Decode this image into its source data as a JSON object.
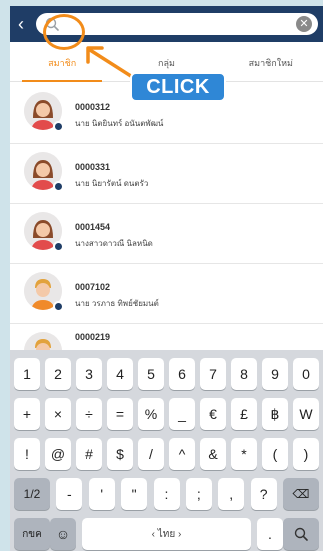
{
  "search": {
    "value": "",
    "placeholder": "",
    "cursor": "I"
  },
  "tabs": [
    {
      "label": "สมาชิก",
      "active": true
    },
    {
      "label": "กลุ่ม",
      "active": false
    },
    {
      "label": "สมาชิกใหม่",
      "active": false
    }
  ],
  "contacts": [
    {
      "code": "0000312",
      "name": "นาย นิตยินทร์  อนันตพัฒน์",
      "avatar": "female"
    },
    {
      "code": "0000331",
      "name": "นาย นิยารัตน์  ดนตรัว",
      "avatar": "female"
    },
    {
      "code": "0001454",
      "name": "นางสาวดาวณี  นิลหนิด",
      "avatar": "female"
    },
    {
      "code": "0007102",
      "name": "นาย วรภาธ  ทิพย์ชัยมนต์",
      "avatar": "male"
    },
    {
      "code": "0000219",
      "name": "",
      "avatar": "male"
    }
  ],
  "callout": {
    "label": "CLICK"
  },
  "keyboard": {
    "row1": [
      "1",
      "2",
      "3",
      "4",
      "5",
      "6",
      "7",
      "8",
      "9",
      "0"
    ],
    "row2": [
      "+",
      "×",
      "÷",
      "=",
      "%",
      "_",
      "€",
      "£",
      "฿",
      "W"
    ],
    "row3": [
      "!",
      "@",
      "#",
      "$",
      "/",
      "^",
      "&",
      "*",
      "(",
      ")"
    ],
    "row4": {
      "mode": "1/2",
      "keys": [
        "-",
        "'",
        "\"",
        ":",
        ";",
        ",",
        "?"
      ],
      "backspace": "⌫"
    },
    "row5": {
      "lang": "กขค",
      "emoji": "☺",
      "space": "‹ ไทย ›",
      "dot": ".",
      "search": "⚲"
    }
  },
  "colors": {
    "header": "#1f3d66",
    "accent": "#f28c1a",
    "badge": "#2f87d6"
  }
}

◇ ◇ ◇ ◇ ◇ ◇ ◇

> **Direction**
Transcribe the whole listing exactly. Pictures are excluded.

> **Result below**
Decode this image into its source data as a JSON object.
{
  "search": {
    "value": "",
    "placeholder": "",
    "cursor": "I"
  },
  "tabs": [
    {
      "label": "สมาชิก",
      "active": true
    },
    {
      "label": "กลุ่ม",
      "active": false
    },
    {
      "label": "สมาชิกใหม่",
      "active": false
    }
  ],
  "contacts": [
    {
      "code": "0000312",
      "name": "นาย นิตยินทร์  อนันตพัฒน์",
      "avatar": "female"
    },
    {
      "code": "0000331",
      "name": "นาย นิยารัตน์  ดนตรัว",
      "avatar": "female"
    },
    {
      "code": "0001454",
      "name": "นางสาวดาวณี  นิลหนิด",
      "avatar": "female"
    },
    {
      "code": "0007102",
      "name": "นาย วรภาธ  ทิพย์ชัยมนต์",
      "avatar": "male"
    },
    {
      "code": "0000219",
      "name": "",
      "avatar": "male"
    }
  ],
  "callout": {
    "label": "CLICK"
  },
  "keyboard": {
    "row1": [
      "1",
      "2",
      "3",
      "4",
      "5",
      "6",
      "7",
      "8",
      "9",
      "0"
    ],
    "row2": [
      "+",
      "×",
      "÷",
      "=",
      "%",
      "_",
      "€",
      "£",
      "฿",
      "W"
    ],
    "row3": [
      "!",
      "@",
      "#",
      "$",
      "/",
      "^",
      "&",
      "*",
      "(",
      ")"
    ],
    "row4": {
      "mode": "1/2",
      "keys": [
        "-",
        "'",
        "\"",
        ":",
        ";",
        ",",
        "?"
      ],
      "backspace": "⌫"
    },
    "row5": {
      "lang": "กขค",
      "emoji": "☺",
      "space": "‹ ไทย ›",
      "dot": ".",
      "search": "⚲"
    }
  },
  "colors": {
    "header": "#1f3d66",
    "accent": "#f28c1a",
    "badge": "#2f87d6"
  }
}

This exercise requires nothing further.